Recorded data
○ ○ ○ ○
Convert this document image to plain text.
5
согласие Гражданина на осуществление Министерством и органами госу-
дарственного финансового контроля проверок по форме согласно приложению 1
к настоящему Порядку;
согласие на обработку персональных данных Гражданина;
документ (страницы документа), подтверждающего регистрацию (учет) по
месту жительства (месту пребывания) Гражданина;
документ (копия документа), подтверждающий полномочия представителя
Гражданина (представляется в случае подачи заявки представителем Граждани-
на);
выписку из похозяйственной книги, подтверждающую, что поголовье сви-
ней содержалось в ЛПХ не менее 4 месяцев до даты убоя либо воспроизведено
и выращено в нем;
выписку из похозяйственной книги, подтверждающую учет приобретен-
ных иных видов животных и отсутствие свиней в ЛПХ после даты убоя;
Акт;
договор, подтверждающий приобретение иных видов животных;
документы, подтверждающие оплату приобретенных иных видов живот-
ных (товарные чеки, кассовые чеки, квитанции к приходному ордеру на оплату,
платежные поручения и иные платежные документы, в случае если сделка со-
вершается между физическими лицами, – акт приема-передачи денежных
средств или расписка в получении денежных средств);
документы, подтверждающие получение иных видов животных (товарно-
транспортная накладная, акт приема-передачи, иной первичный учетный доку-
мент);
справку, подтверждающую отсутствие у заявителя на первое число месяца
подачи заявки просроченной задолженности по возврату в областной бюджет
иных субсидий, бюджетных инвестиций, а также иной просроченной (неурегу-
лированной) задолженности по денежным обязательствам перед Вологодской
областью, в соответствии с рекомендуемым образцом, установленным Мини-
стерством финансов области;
○ ○ ○ ○
• **What needs to be done**
Search the lines for "иных". Copy each line that has it.

• **Answer**
ных иных видов животных и отсутствие свиней в ЛПХ после даты убоя;
договор, подтверждающий приобретение иных видов животных;
документы, подтверждающие оплату приобретенных иных видов живот-
документы, подтверждающие получение иных видов животных (товарно-
иных субсидий, бюджетных инвестиций, а также иной просроченной (неурегу-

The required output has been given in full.